#### EXERCISE GOAL
Check each line below for the word "hole", and copy those that have it.

Saved entries:
● ● ●
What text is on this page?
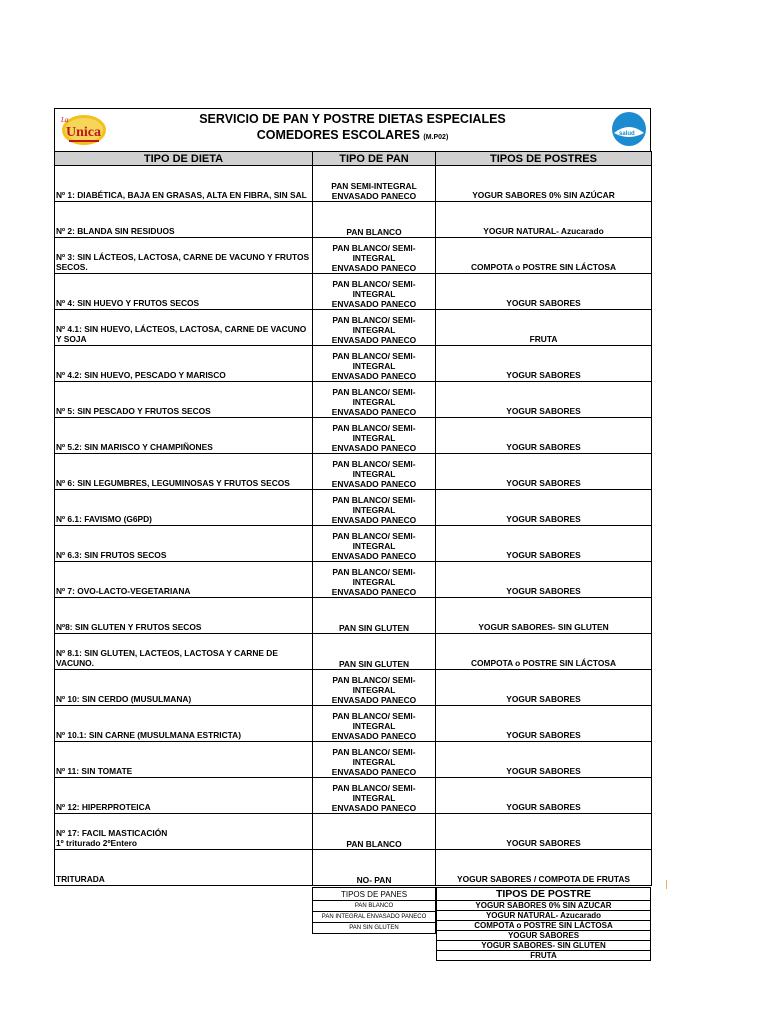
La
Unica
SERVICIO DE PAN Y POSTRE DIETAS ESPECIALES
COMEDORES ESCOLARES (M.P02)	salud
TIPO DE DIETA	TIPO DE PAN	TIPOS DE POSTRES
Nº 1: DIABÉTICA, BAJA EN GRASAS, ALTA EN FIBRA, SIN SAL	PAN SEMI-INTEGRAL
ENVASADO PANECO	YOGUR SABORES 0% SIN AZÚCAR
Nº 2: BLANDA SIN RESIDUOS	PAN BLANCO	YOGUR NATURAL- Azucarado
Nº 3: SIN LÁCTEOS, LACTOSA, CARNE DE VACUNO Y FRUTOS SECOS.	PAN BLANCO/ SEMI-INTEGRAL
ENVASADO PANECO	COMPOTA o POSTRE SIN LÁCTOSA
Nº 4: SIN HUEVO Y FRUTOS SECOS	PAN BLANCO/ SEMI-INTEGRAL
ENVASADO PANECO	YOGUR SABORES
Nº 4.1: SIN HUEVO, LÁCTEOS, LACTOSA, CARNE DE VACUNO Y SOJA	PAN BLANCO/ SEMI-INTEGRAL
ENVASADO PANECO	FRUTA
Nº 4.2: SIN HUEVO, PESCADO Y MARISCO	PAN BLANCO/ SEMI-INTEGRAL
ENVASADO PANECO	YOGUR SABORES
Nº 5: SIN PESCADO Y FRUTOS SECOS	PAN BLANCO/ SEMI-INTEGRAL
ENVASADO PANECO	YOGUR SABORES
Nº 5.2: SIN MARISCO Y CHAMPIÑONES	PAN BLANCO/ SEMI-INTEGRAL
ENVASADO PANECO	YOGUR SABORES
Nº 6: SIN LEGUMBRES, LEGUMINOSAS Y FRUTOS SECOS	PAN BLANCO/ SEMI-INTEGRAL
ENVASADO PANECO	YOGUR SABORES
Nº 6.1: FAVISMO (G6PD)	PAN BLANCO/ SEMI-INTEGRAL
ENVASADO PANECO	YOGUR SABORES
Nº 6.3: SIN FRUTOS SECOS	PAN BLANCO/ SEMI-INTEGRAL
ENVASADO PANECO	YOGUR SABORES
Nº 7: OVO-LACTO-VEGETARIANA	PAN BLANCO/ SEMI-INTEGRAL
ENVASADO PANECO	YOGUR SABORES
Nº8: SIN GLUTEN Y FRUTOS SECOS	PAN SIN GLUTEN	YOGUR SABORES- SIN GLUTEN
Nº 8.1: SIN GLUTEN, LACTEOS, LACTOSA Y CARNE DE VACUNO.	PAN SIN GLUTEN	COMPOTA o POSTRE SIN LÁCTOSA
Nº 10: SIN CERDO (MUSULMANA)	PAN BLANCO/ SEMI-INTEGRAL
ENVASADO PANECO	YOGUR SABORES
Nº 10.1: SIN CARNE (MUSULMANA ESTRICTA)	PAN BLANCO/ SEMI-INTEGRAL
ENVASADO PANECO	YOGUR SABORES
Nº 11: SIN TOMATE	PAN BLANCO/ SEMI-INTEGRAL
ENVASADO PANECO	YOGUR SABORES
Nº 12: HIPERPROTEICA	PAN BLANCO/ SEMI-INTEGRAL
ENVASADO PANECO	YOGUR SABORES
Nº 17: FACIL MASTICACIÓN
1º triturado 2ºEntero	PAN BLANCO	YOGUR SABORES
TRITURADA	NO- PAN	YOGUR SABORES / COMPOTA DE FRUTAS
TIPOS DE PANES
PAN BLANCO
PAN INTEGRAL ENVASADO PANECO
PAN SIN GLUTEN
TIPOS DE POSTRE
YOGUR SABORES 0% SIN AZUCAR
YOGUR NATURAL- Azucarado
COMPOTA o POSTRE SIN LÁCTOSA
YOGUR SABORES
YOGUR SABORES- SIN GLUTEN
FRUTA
● ● ●
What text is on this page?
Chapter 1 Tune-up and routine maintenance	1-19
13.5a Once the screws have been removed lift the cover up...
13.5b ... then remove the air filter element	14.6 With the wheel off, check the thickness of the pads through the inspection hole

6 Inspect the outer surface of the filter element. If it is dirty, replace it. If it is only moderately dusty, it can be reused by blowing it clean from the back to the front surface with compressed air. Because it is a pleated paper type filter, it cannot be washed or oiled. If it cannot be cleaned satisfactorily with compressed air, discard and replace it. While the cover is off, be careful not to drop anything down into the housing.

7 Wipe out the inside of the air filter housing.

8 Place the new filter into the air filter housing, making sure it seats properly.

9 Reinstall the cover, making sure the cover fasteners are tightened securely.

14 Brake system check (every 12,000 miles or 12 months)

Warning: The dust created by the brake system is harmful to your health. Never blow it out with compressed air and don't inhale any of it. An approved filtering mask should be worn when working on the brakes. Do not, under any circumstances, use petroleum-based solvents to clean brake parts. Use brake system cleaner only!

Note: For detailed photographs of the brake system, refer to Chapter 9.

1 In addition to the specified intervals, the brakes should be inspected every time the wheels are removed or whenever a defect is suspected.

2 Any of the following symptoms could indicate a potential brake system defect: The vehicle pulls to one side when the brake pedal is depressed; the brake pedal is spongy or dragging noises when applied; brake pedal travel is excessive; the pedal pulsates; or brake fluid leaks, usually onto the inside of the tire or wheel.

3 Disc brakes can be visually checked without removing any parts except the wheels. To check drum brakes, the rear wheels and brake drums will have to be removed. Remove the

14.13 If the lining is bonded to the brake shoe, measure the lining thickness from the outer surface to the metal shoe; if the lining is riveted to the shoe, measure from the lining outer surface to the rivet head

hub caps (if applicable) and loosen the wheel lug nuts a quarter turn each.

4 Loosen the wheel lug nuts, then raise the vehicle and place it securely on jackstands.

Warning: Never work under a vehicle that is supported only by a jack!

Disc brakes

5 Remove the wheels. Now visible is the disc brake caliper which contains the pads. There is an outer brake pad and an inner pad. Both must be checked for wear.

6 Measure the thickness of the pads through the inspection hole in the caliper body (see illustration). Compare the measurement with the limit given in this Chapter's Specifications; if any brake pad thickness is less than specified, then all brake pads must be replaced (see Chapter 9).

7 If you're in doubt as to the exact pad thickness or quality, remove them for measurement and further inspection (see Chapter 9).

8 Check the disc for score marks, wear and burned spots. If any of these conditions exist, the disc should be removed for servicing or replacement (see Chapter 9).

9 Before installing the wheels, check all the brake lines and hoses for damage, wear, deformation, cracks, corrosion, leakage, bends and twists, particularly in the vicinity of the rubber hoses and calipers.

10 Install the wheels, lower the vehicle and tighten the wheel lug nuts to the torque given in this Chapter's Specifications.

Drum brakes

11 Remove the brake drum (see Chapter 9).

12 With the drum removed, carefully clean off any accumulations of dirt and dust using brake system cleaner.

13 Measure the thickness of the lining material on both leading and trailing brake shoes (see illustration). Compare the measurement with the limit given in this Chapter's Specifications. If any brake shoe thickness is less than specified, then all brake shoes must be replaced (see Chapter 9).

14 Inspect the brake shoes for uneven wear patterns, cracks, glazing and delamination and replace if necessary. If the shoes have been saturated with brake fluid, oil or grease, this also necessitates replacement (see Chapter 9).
● ● ●
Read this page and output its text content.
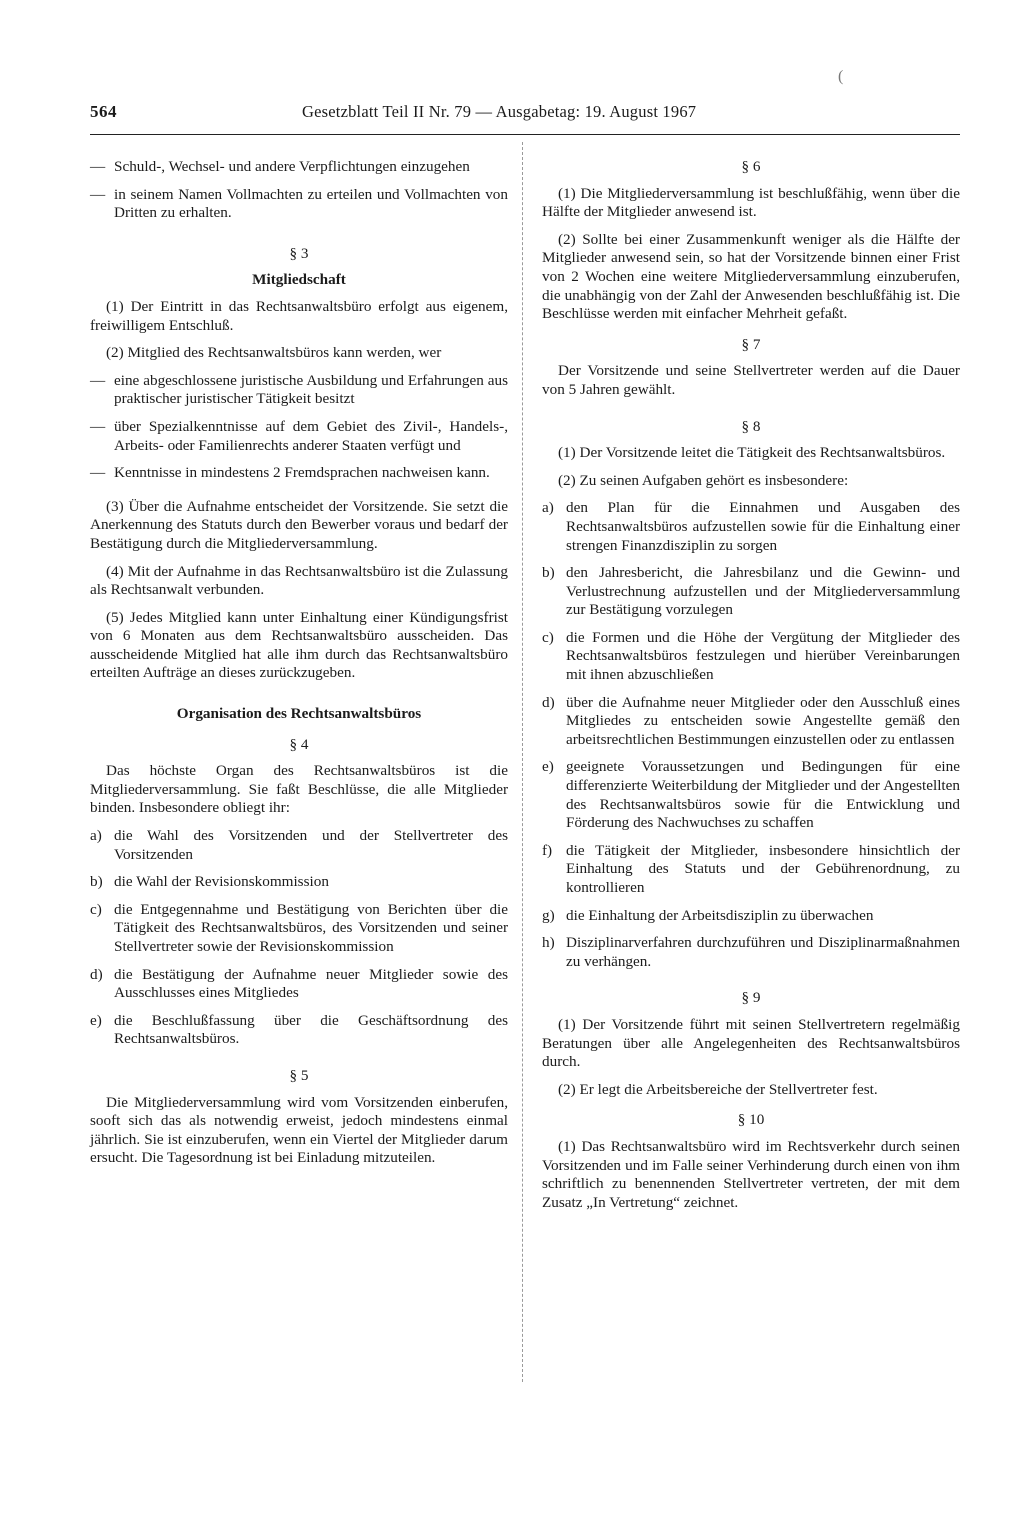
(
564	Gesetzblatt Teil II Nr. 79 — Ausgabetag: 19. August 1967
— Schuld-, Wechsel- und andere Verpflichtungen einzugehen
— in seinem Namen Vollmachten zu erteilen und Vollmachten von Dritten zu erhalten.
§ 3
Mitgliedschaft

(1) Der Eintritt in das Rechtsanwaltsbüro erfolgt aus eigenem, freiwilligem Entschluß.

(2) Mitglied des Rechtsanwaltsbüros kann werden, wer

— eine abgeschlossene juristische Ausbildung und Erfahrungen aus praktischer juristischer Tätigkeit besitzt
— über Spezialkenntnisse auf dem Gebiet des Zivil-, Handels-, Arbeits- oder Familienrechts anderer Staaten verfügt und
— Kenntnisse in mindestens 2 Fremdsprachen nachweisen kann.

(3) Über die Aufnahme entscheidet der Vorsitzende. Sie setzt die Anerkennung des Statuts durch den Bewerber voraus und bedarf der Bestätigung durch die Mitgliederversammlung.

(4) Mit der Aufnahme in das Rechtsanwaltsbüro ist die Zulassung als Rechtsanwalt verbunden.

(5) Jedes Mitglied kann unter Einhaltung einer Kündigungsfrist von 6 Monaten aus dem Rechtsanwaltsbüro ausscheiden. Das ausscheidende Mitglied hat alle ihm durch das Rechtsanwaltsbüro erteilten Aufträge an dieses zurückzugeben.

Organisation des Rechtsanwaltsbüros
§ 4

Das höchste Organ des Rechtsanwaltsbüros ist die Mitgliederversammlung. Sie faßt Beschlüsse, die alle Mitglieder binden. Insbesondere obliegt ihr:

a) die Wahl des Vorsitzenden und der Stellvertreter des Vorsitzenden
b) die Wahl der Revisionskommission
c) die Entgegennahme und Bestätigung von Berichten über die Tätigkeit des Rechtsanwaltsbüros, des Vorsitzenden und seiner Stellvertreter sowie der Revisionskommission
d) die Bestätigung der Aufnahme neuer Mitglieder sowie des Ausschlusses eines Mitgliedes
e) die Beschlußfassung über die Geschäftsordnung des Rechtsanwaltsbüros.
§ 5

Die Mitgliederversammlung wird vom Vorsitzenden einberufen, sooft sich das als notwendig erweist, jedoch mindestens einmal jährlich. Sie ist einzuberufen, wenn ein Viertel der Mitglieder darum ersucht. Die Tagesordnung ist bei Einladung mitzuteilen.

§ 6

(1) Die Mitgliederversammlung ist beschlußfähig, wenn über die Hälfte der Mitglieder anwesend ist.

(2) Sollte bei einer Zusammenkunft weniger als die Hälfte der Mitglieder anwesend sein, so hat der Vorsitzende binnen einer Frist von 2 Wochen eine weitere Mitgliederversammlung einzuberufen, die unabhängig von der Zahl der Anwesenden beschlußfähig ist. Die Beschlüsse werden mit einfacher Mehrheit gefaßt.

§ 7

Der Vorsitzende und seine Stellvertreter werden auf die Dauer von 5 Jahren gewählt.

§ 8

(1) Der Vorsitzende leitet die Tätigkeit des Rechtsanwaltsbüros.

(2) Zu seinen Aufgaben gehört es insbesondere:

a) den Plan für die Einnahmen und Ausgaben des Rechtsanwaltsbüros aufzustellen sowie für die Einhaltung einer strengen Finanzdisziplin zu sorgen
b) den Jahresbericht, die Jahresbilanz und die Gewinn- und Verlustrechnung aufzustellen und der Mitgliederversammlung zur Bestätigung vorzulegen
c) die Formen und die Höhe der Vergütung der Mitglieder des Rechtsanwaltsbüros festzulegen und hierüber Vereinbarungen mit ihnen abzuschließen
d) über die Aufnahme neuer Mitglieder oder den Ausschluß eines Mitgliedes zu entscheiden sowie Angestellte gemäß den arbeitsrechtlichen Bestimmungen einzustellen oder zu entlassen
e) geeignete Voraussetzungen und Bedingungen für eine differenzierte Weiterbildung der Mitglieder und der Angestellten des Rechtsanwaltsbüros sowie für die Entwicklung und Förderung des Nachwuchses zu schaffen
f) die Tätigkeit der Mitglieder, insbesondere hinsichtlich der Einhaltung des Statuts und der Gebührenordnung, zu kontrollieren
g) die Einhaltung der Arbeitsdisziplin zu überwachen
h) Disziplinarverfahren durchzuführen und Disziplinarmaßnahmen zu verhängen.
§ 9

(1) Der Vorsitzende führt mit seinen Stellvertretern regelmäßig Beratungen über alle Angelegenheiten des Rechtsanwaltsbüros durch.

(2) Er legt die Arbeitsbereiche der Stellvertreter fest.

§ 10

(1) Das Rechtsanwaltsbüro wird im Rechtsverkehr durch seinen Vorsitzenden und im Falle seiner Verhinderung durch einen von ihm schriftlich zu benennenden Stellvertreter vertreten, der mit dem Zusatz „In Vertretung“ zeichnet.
● ● ●
#### IN RESPONSE
13.5b ... then remove the air filter element	14.6 With the wheel off, check the thickness of the pads through the inspection hole
6 Measure the thickness of the pads through the inspection hole in the caliper body (see illustration). Compare the measurement with the limit given in this Chapter's Specifications; if any brake pad thickness is less than specified, then all brake pads must be replaced (see Chapter 9).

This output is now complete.